Find each line of the entries with the string "inom", please, and copy it.

[Figure record listings]
[Start of Attachment]
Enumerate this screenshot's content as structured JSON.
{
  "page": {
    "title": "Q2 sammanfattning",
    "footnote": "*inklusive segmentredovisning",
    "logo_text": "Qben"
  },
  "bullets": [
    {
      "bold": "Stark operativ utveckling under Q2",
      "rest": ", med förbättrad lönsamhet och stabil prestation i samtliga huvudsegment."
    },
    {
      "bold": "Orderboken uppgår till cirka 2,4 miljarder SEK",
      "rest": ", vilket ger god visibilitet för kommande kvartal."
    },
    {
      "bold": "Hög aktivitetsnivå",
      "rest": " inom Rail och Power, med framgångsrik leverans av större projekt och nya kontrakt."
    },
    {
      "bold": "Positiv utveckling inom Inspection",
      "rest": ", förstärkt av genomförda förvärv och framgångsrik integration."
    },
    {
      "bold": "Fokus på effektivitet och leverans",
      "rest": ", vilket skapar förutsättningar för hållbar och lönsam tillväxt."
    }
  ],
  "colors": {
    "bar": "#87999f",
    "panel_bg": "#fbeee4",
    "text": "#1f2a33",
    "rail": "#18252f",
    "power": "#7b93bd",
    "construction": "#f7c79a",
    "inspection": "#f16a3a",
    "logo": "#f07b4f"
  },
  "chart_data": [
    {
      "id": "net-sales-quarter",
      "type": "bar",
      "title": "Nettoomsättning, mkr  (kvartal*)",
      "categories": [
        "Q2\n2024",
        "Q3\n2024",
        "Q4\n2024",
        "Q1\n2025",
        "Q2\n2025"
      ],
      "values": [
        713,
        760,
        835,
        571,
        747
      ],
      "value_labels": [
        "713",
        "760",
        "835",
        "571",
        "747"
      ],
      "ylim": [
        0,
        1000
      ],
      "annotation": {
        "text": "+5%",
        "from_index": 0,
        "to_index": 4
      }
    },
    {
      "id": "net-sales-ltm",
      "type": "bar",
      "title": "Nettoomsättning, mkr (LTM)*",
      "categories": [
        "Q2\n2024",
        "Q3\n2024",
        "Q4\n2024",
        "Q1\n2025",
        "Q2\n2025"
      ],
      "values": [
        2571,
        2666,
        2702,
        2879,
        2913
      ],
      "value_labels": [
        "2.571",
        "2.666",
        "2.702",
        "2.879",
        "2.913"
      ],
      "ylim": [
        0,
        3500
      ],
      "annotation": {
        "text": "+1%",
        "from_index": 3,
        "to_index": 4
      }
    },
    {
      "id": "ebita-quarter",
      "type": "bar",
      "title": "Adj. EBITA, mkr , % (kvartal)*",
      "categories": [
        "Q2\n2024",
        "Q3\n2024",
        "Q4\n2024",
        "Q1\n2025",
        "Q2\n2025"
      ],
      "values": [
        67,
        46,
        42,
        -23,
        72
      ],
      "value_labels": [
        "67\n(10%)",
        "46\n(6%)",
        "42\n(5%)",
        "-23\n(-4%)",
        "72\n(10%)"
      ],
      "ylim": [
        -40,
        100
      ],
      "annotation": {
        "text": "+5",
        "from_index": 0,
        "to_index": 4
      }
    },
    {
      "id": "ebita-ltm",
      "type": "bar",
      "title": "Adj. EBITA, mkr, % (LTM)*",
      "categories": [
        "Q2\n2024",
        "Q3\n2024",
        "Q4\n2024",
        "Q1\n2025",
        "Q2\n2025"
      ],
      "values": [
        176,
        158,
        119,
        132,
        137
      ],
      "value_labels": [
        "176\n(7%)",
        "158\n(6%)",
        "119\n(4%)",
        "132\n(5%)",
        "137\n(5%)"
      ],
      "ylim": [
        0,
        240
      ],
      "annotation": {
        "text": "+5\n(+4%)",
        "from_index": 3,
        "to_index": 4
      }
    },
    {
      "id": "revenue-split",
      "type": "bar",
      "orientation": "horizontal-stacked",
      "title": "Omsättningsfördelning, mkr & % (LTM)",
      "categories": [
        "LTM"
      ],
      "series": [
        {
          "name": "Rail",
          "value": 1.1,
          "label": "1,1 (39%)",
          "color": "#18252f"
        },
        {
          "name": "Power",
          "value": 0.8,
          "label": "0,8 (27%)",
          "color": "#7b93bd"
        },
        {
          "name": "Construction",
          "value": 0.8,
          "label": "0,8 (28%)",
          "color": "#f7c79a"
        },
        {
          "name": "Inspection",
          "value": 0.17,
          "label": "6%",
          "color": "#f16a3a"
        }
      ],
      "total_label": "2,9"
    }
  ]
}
[End of Attachment]
▸ **WRITTEN RESPONSE**:
      "rest": " inom Rail och Power, med framgångsrik leverans av större projekt och nya kontrakt."
      "bold": "Positiv utveckling inom Inspection",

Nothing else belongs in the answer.